**Data for the task:**
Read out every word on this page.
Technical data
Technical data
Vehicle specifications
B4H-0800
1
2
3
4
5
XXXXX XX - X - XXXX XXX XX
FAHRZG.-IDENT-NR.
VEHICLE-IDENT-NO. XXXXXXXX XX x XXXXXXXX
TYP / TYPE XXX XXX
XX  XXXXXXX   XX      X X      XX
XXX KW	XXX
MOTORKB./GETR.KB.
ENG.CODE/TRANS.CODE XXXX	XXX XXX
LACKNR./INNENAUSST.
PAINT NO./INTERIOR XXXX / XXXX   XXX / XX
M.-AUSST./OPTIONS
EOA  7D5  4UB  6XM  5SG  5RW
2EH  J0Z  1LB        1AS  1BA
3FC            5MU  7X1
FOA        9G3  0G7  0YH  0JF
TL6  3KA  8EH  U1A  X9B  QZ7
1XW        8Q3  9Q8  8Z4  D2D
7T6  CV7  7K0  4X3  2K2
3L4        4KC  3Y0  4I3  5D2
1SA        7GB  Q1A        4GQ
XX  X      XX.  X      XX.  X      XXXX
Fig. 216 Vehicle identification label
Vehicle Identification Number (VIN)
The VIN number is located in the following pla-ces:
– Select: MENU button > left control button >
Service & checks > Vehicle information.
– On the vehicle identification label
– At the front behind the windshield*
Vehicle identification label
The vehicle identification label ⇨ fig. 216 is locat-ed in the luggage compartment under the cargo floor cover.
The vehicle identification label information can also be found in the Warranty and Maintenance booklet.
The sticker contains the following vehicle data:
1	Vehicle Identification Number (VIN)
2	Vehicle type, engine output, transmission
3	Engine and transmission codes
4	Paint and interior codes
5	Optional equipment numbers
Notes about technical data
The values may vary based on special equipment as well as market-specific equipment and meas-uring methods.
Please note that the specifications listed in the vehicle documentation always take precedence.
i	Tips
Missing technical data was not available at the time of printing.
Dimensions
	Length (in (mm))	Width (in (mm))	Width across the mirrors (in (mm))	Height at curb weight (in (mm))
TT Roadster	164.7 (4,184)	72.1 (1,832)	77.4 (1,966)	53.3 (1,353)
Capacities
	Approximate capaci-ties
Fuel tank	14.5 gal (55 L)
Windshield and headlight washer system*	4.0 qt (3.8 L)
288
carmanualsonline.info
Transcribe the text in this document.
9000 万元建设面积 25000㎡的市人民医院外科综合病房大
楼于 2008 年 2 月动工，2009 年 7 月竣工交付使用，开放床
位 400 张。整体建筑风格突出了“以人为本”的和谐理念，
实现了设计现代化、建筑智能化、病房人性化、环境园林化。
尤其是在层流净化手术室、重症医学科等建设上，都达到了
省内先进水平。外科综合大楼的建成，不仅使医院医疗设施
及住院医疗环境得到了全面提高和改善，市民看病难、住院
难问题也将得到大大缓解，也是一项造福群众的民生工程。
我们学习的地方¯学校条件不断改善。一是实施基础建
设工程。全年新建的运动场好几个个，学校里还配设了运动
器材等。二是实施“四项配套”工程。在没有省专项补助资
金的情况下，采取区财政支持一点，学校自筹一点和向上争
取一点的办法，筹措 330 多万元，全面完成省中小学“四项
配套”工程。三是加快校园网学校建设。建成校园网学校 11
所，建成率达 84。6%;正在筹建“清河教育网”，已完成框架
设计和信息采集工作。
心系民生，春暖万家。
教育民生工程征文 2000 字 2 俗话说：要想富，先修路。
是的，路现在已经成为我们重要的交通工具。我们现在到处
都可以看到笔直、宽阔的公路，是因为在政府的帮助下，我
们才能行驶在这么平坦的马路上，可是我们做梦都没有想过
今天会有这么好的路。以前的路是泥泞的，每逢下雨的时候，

**Task to carry out:**
Would you reproduce all the entries exactly?

**Solution to this exercise:**
Read out every word on this page.
Technical data
Technical data
Vehicle specifications
B4H-0800
1
2
3
4
5
XXXXX XX - X - XXXX XXX XX
FAHRZG.-IDENT-NR.
VEHICLE-IDENT-NO. XXXXXXXX XX x XXXXXXXX
TYP / TYPE XXX XXX
XX  XXXXXXX   XX      X X      XX
XXX KW	XXX
MOTORKB./GETR.KB.
ENG.CODE/TRANS.CODE XXXX	XXX XXX
LACKNR./INNENAUSST.
PAINT NO./INTERIOR XXXX / XXXX   XXX / XX
M.-AUSST./OPTIONS
EOA  7D5  4UB  6XM  5SG  5RW
2EH  J0Z  1LB        1AS  1BA
3FC            5MU  7X1
FOA        9G3  0G7  0YH  0JF
TL6  3KA  8EH  U1A  X9B  QZ7
1XW        8Q3  9Q8  8Z4  D2D
7T6  CV7  7K0  4X3  2K2
3L4        4KC  3Y0  4I3  5D2
1SA        7GB  Q1A        4GQ
XX  X      XX.  X      XX.  X      XXXX
Fig. 216 Vehicle identification label
Vehicle Identification Number (VIN)
The VIN number is located in the following pla-ces:
– Select: MENU button > left control button >
Service & checks > Vehicle information.
– On the vehicle identification label
– At the front behind the windshield*
Vehicle identification label
The vehicle identification label ⇨ fig. 216 is locat-ed in the luggage compartment under the cargo floor cover.
The vehicle identification label information can also be found in the Warranty and Maintenance booklet.
The sticker contains the following vehicle data:
1	Vehicle Identification Number (VIN)
2	Vehicle type, engine output, transmission
3	Engine and transmission codes
4	Paint and interior codes
5	Optional equipment numbers
Notes about technical data
The values may vary based on special equipment as well as market-specific equipment and meas-uring methods.
Please note that the specifications listed in the vehicle documentation always take precedence.
i	Tips
Missing technical data was not available at the time of printing.
Dimensions
	Length (in (mm))	Width (in (mm))	Width across the mirrors (in (mm))	Height at curb weight (in (mm))
TT Roadster	164.7 (4,184)	72.1 (1,832)	77.4 (1,966)	53.3 (1,353)
Capacities
	Approximate capaci-ties
Fuel tank	14.5 gal (55 L)
Windshield and headlight washer system*	4.0 qt (3.8 L)
288
carmanualsonline.info
Transcribe the text in this document.
9000 万元建设面积 25000㎡的市人民医院外科综合病房大
楼于 2008 年 2 月动工，2009 年 7 月竣工交付使用，开放床
位 400 张。整体建筑风格突出了“以人为本”的和谐理念，
实现了设计现代化、建筑智能化、病房人性化、环境园林化。
尤其是在层流净化手术室、重症医学科等建设上，都达到了
省内先进水平。外科综合大楼的建成，不仅使医院医疗设施
及住院医疗环境得到了全面提高和改善，市民看病难、住院
难问题也将得到大大缓解，也是一项造福群众的民生工程。
我们学习的地方¯学校条件不断改善。一是实施基础建
设工程。全年新建的运动场好几个个，学校里还配设了运动
器材等。二是实施“四项配套”工程。在没有省专项补助资
金的情况下，采取区财政支持一点，学校自筹一点和向上争
取一点的办法，筹措 330 多万元，全面完成省中小学“四项
配套”工程。三是加快校园网学校建设。建成校园网学校 11
所，建成率达 84。6%;正在筹建“清河教育网”，已完成框架
设计和信息采集工作。
心系民生，春暖万家。
教育民生工程征文 2000 字 2 俗话说：要想富，先修路。
是的，路现在已经成为我们重要的交通工具。我们现在到处
都可以看到笔直、宽阔的公路，是因为在政府的帮助下，我
们才能行驶在这么平坦的马路上，可是我们做梦都没有想过
今天会有这么好的路。以前的路是泥泞的，每逢下雨的时候，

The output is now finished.